→ **Task description**
Determine the number of lines that have the string "name" in them, and give only that number.

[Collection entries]
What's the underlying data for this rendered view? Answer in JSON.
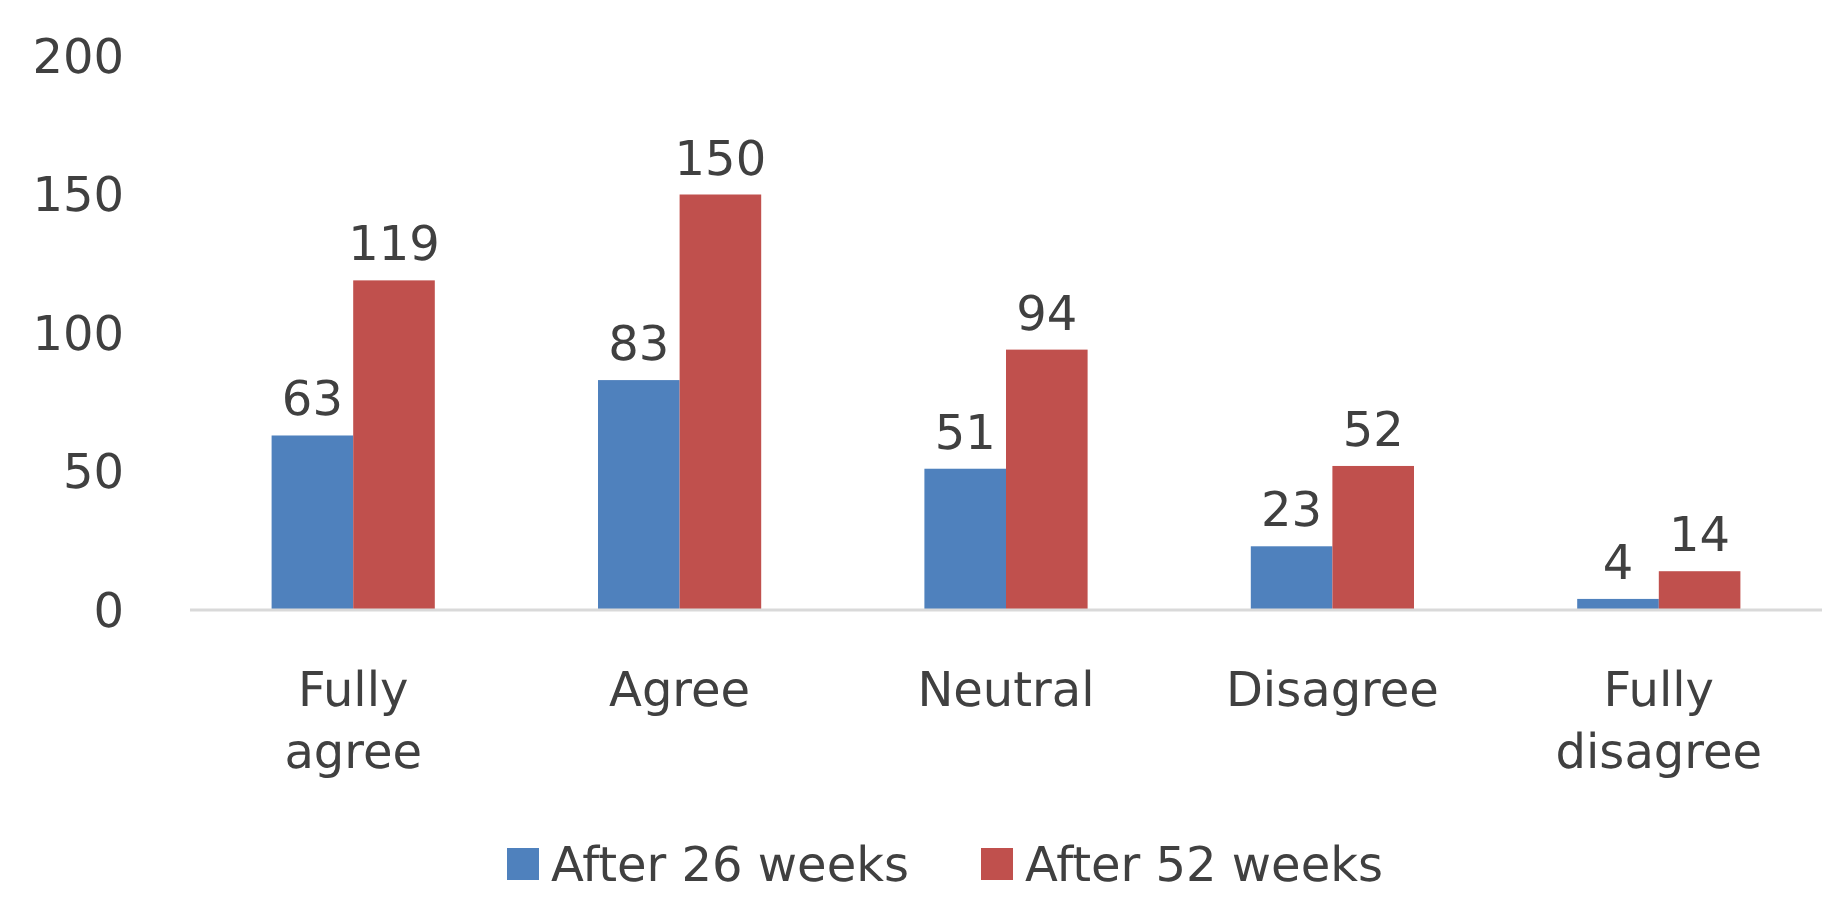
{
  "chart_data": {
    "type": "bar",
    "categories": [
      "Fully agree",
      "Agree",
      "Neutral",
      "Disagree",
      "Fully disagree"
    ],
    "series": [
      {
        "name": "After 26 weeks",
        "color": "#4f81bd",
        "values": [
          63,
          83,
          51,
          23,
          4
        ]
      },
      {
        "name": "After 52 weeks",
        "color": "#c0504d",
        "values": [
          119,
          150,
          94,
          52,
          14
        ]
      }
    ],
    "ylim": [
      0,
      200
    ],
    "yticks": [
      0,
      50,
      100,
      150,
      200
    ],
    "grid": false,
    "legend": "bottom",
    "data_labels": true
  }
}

→ **Output for this exercise**
2